Written task =>
Give the data below again, word for word.

★ ★ ★ ★

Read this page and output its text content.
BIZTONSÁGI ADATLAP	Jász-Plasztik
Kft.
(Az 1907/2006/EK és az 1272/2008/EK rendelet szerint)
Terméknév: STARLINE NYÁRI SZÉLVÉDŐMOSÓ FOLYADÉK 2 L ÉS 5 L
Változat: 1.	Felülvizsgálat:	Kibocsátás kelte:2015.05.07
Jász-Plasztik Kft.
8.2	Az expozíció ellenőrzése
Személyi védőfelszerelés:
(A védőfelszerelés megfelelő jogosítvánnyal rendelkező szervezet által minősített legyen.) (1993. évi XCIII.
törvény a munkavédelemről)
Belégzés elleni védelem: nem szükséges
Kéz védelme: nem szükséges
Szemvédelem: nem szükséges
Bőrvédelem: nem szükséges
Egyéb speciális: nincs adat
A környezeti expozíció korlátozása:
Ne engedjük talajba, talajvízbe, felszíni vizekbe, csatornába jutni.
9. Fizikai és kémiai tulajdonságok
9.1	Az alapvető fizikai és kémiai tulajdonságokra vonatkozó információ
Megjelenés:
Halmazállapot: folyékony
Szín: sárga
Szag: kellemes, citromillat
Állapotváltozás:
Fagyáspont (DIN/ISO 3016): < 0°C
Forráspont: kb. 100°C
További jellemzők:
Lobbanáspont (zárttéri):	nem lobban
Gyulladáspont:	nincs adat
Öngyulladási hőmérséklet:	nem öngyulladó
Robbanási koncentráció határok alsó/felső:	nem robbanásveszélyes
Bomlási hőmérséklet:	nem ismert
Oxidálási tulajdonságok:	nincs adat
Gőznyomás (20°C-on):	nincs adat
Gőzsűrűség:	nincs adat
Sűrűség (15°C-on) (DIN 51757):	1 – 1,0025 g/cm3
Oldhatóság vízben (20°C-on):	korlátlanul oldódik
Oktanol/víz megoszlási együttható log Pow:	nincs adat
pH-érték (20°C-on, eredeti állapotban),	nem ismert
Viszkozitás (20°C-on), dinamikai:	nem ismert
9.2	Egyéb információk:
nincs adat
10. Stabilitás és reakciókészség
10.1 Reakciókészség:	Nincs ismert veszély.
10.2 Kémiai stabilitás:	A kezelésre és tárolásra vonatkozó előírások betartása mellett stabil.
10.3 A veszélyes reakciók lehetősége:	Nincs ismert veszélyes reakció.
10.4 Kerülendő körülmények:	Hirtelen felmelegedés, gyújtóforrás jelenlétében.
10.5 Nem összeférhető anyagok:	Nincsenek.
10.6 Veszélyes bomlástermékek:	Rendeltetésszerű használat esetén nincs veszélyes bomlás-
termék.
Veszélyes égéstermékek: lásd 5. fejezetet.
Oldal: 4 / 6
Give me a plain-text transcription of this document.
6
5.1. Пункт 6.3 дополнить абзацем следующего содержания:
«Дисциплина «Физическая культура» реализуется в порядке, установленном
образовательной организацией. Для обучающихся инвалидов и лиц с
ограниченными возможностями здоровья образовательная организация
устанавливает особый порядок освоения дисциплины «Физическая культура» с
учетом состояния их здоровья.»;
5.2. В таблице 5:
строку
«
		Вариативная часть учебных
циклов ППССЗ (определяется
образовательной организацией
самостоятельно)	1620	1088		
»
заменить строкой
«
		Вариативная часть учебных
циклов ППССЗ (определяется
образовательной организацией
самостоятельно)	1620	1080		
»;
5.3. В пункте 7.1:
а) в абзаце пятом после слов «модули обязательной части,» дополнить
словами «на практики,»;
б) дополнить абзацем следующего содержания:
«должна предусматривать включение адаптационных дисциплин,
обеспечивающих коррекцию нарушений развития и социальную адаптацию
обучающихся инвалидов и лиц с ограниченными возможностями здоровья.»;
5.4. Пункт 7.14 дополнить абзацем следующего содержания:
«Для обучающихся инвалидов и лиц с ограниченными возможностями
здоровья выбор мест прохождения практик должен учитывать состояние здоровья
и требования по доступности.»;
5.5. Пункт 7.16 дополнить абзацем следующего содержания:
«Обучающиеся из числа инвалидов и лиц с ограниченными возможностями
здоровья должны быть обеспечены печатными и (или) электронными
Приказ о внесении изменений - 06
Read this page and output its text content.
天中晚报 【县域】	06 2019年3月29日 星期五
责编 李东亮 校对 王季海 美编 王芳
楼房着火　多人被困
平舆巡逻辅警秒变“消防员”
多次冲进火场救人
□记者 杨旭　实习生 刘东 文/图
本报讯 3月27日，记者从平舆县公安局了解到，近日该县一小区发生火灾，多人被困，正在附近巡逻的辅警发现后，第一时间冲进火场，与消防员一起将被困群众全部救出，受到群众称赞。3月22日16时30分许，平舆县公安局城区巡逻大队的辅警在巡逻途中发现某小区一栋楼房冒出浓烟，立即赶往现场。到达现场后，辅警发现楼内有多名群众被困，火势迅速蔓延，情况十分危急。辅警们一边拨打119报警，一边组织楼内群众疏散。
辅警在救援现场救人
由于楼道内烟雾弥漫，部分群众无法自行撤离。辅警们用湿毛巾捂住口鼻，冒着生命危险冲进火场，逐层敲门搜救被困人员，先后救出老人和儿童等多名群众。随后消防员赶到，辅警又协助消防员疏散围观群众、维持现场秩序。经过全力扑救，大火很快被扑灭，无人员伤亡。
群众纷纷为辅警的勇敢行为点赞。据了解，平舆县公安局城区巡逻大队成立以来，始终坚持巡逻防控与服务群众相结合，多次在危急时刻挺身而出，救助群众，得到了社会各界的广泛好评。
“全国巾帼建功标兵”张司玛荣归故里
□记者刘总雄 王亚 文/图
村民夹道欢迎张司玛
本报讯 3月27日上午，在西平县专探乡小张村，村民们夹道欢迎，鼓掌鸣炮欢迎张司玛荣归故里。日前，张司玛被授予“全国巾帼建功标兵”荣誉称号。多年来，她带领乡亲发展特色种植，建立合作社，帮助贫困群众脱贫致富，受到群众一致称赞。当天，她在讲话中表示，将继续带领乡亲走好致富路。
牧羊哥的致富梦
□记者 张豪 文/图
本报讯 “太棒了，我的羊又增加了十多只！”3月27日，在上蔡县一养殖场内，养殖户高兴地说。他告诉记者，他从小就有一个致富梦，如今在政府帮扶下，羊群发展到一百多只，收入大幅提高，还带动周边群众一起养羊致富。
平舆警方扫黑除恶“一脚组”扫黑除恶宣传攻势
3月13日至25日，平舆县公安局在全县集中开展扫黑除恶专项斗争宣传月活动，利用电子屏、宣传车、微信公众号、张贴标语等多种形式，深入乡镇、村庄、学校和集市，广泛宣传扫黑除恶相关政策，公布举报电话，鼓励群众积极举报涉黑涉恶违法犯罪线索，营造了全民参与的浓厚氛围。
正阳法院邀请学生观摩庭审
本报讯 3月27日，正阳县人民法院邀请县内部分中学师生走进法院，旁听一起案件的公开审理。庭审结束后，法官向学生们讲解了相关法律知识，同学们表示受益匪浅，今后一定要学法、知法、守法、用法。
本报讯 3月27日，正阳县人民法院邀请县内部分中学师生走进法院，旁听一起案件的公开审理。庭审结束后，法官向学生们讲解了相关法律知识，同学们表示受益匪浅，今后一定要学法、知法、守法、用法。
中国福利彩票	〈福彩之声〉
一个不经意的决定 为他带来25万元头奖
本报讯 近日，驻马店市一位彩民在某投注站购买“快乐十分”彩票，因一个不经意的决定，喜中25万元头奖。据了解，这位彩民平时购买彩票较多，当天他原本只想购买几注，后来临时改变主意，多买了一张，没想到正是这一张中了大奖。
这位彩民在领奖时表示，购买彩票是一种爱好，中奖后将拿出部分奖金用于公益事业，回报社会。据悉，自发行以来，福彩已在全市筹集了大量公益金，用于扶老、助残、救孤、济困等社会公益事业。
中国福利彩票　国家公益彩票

★ ★ ★ ★

Completed exercise =>
Read this page and output its text content.
BIZTONSÁGI ADATLAP	Jász-Plasztik
Kft.
(Az 1907/2006/EK és az 1272/2008/EK rendelet szerint)
Terméknév: STARLINE NYÁRI SZÉLVÉDŐMOSÓ FOLYADÉK 2 L ÉS 5 L
Változat: 1.	Felülvizsgálat:	Kibocsátás kelte:2015.05.07
Jász-Plasztik Kft.
8.2	Az expozíció ellenőrzése
Személyi védőfelszerelés:
(A védőfelszerelés megfelelő jogosítvánnyal rendelkező szervezet által minősített legyen.) (1993. évi XCIII.
törvény a munkavédelemről)
Belégzés elleni védelem: nem szükséges
Kéz védelme: nem szükséges
Szemvédelem: nem szükséges
Bőrvédelem: nem szükséges
Egyéb speciális: nincs adat
A környezeti expozíció korlátozása:
Ne engedjük talajba, talajvízbe, felszíni vizekbe, csatornába jutni.
9. Fizikai és kémiai tulajdonságok
9.1	Az alapvető fizikai és kémiai tulajdonságokra vonatkozó információ
Megjelenés:
Halmazállapot: folyékony
Szín: sárga
Szag: kellemes, citromillat
Állapotváltozás:
Fagyáspont (DIN/ISO 3016): < 0°C
Forráspont: kb. 100°C
További jellemzők:
Lobbanáspont (zárttéri):	nem lobban
Gyulladáspont:	nincs adat
Öngyulladási hőmérséklet:	nem öngyulladó
Robbanási koncentráció határok alsó/felső:	nem robbanásveszélyes
Bomlási hőmérséklet:	nem ismert
Oxidálási tulajdonságok:	nincs adat
Gőznyomás (20°C-on):	nincs adat
Gőzsűrűség:	nincs adat
Sűrűség (15°C-on) (DIN 51757):	1 – 1,0025 g/cm3
Oldhatóság vízben (20°C-on):	korlátlanul oldódik
Oktanol/víz megoszlási együttható log Pow:	nincs adat
pH-érték (20°C-on, eredeti állapotban),	nem ismert
Viszkozitás (20°C-on), dinamikai:	nem ismert
9.2	Egyéb információk:
nincs adat
10. Stabilitás és reakciókészség
10.1 Reakciókészség:	Nincs ismert veszély.
10.2 Kémiai stabilitás:	A kezelésre és tárolásra vonatkozó előírások betartása mellett stabil.
10.3 A veszélyes reakciók lehetősége:	Nincs ismert veszélyes reakció.
10.4 Kerülendő körülmények:	Hirtelen felmelegedés, gyújtóforrás jelenlétében.
10.5 Nem összeférhető anyagok:	Nincsenek.
10.6 Veszélyes bomlástermékek:	Rendeltetésszerű használat esetén nincs veszélyes bomlás-
termék.
Veszélyes égéstermékek: lásd 5. fejezetet.
Oldal: 4 / 6
Give me a plain-text transcription of this document.
6
5.1. Пункт 6.3 дополнить абзацем следующего содержания:
«Дисциплина «Физическая культура» реализуется в порядке, установленном
образовательной организацией. Для обучающихся инвалидов и лиц с
ограниченными возможностями здоровья образовательная организация
устанавливает особый порядок освоения дисциплины «Физическая культура» с
учетом состояния их здоровья.»;
5.2. В таблице 5:
строку
«
		Вариативная часть учебных
циклов ППССЗ (определяется
образовательной организацией
самостоятельно)	1620	1088		
»
заменить строкой
«
		Вариативная часть учебных
циклов ППССЗ (определяется
образовательной организацией
самостоятельно)	1620	1080		
»;
5.3. В пункте 7.1:
а) в абзаце пятом после слов «модули обязательной части,» дополнить
словами «на практики,»;
б) дополнить абзацем следующего содержания:
«должна предусматривать включение адаптационных дисциплин,
обеспечивающих коррекцию нарушений развития и социальную адаптацию
обучающихся инвалидов и лиц с ограниченными возможностями здоровья.»;
5.4. Пункт 7.14 дополнить абзацем следующего содержания:
«Для обучающихся инвалидов и лиц с ограниченными возможностями
здоровья выбор мест прохождения практик должен учитывать состояние здоровья
и требования по доступности.»;
5.5. Пункт 7.16 дополнить абзацем следующего содержания:
«Обучающиеся из числа инвалидов и лиц с ограниченными возможностями
здоровья должны быть обеспечены печатными и (или) электронными
Приказ о внесении изменений - 06
Read this page and output its text content.
天中晚报 【县域】	06 2019年3月29日 星期五
责编 李东亮 校对 王季海 美编 王芳
楼房着火　多人被困
平舆巡逻辅警秒变“消防员”
多次冲进火场救人
□记者 杨旭　实习生 刘东 文/图
本报讯 3月27日，记者从平舆县公安局了解到，近日该县一小区发生火灾，多人被困，正在附近巡逻的辅警发现后，第一时间冲进火场，与消防员一起将被困群众全部救出，受到群众称赞。3月22日16时30分许，平舆县公安局城区巡逻大队的辅警在巡逻途中发现某小区一栋楼房冒出浓烟，立即赶往现场。到达现场后，辅警发现楼内有多名群众被困，火势迅速蔓延，情况十分危急。辅警们一边拨打119报警，一边组织楼内群众疏散。
辅警在救援现场救人
由于楼道内烟雾弥漫，部分群众无法自行撤离。辅警们用湿毛巾捂住口鼻，冒着生命危险冲进火场，逐层敲门搜救被困人员，先后救出老人和儿童等多名群众。随后消防员赶到，辅警又协助消防员疏散围观群众、维持现场秩序。经过全力扑救，大火很快被扑灭，无人员伤亡。
群众纷纷为辅警的勇敢行为点赞。据了解，平舆县公安局城区巡逻大队成立以来，始终坚持巡逻防控与服务群众相结合，多次在危急时刻挺身而出，救助群众，得到了社会各界的广泛好评。
“全国巾帼建功标兵”张司玛荣归故里
□记者刘总雄 王亚 文/图
村民夹道欢迎张司玛
本报讯 3月27日上午，在西平县专探乡小张村，村民们夹道欢迎，鼓掌鸣炮欢迎张司玛荣归故里。日前，张司玛被授予“全国巾帼建功标兵”荣誉称号。多年来，她带领乡亲发展特色种植，建立合作社，帮助贫困群众脱贫致富，受到群众一致称赞。当天，她在讲话中表示，将继续带领乡亲走好致富路。
牧羊哥的致富梦
□记者 张豪 文/图
本报讯 “太棒了，我的羊又增加了十多只！”3月27日，在上蔡县一养殖场内，养殖户高兴地说。他告诉记者，他从小就有一个致富梦，如今在政府帮扶下，羊群发展到一百多只，收入大幅提高，还带动周边群众一起养羊致富。
平舆警方扫黑除恶“一脚组”扫黑除恶宣传攻势
3月13日至25日，平舆县公安局在全县集中开展扫黑除恶专项斗争宣传月活动，利用电子屏、宣传车、微信公众号、张贴标语等多种形式，深入乡镇、村庄、学校和集市，广泛宣传扫黑除恶相关政策，公布举报电话，鼓励群众积极举报涉黑涉恶违法犯罪线索，营造了全民参与的浓厚氛围。
正阳法院邀请学生观摩庭审
本报讯 3月27日，正阳县人民法院邀请县内部分中学师生走进法院，旁听一起案件的公开审理。庭审结束后，法官向学生们讲解了相关法律知识，同学们表示受益匪浅，今后一定要学法、知法、守法、用法。
本报讯 3月27日，正阳县人民法院邀请县内部分中学师生走进法院，旁听一起案件的公开审理。庭审结束后，法官向学生们讲解了相关法律知识，同学们表示受益匪浅，今后一定要学法、知法、守法、用法。
中国福利彩票	〈福彩之声〉
一个不经意的决定 为他带来25万元头奖
本报讯 近日，驻马店市一位彩民在某投注站购买“快乐十分”彩票，因一个不经意的决定，喜中25万元头奖。据了解，这位彩民平时购买彩票较多，当天他原本只想购买几注，后来临时改变主意，多买了一张，没想到正是这一张中了大奖。
这位彩民在领奖时表示，购买彩票是一种爱好，中奖后将拿出部分奖金用于公益事业，回报社会。据悉，自发行以来，福彩已在全市筹集了大量公益金，用于扶老、助残、救孤、济困等社会公益事业。
中国福利彩票　国家公益彩票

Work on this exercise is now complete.